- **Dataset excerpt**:
>>>>>
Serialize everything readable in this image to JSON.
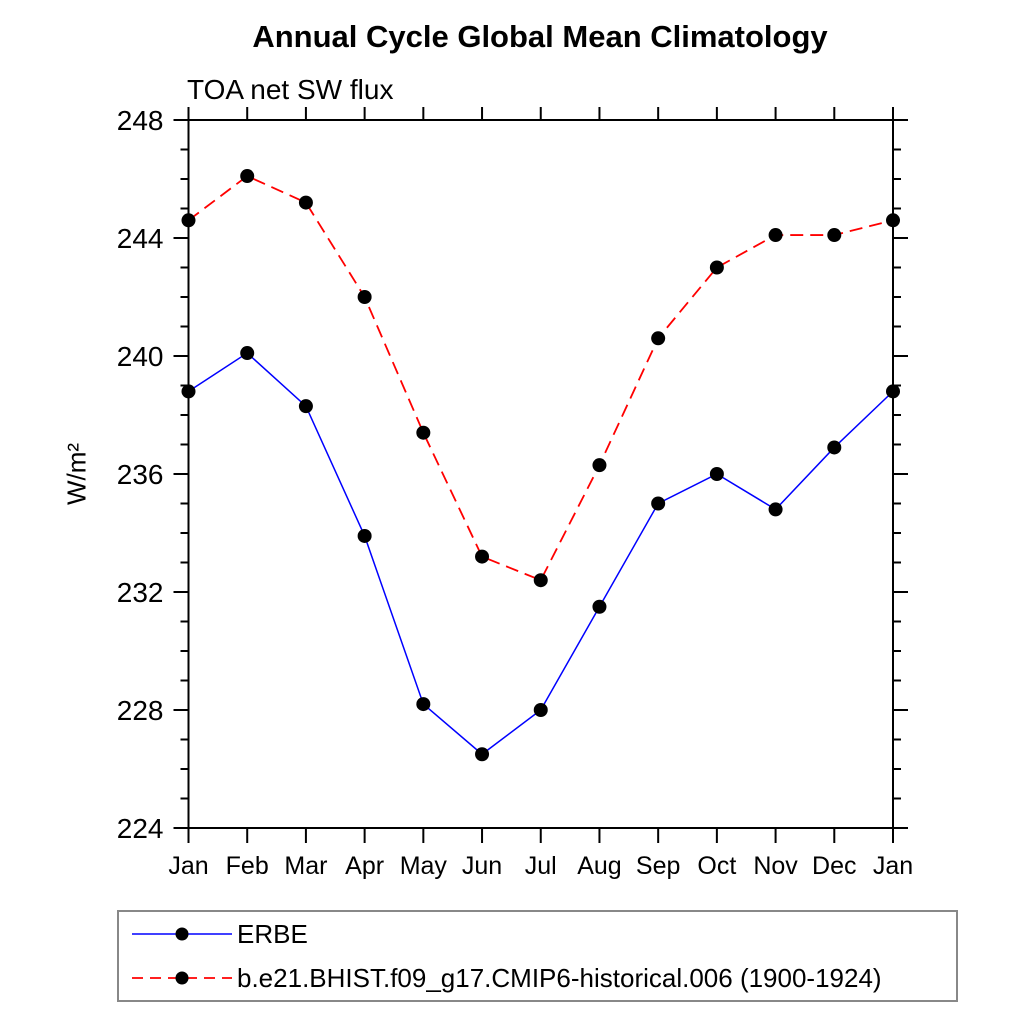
{
  "title": "Annual Cycle Global Mean Climatology",
  "subtitle": "TOA net SW flux",
  "ylabel": "W/m²",
  "colors": {
    "erbe_line": "#0000ff",
    "model_line": "#ff0000",
    "marker": "#000000",
    "axis": "#000000",
    "legend_border": "#888888"
  },
  "chart_data": {
    "type": "line",
    "title": "Annual Cycle Global Mean Climatology",
    "subtitle": "TOA net SW flux",
    "xlabel": "",
    "ylabel": "W/m²",
    "categories": [
      "Jan",
      "Feb",
      "Mar",
      "Apr",
      "May",
      "Jun",
      "Jul",
      "Aug",
      "Sep",
      "Oct",
      "Nov",
      "Dec",
      "Jan"
    ],
    "series": [
      {
        "name": "ERBE",
        "color": "#0000ff",
        "style": "solid",
        "marker": "circle",
        "marker_color": "#000000",
        "values": [
          238.8,
          240.1,
          238.3,
          233.9,
          228.2,
          226.5,
          228.0,
          231.5,
          235.0,
          236.0,
          234.8,
          236.9,
          238.8
        ]
      },
      {
        "name": "b.e21.BHIST.f09_g17.CMIP6-historical.006 (1900-1924)",
        "color": "#ff0000",
        "style": "dashed",
        "marker": "circle",
        "marker_color": "#000000",
        "values": [
          244.6,
          246.1,
          245.2,
          242.0,
          237.4,
          233.2,
          232.4,
          236.3,
          240.6,
          243.0,
          244.1,
          244.1,
          244.6
        ]
      }
    ],
    "ylim": [
      224,
      248
    ],
    "yticks_major": [
      224,
      228,
      232,
      236,
      240,
      244,
      248
    ],
    "ytick_minor_step": 1,
    "grid": false,
    "legend_position": "bottom"
  }
}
<<<<<
- **Task to carry out**: How many lines of the listing above include the word "Cycle"? Reply with the number alone.

- **Full answer**: 2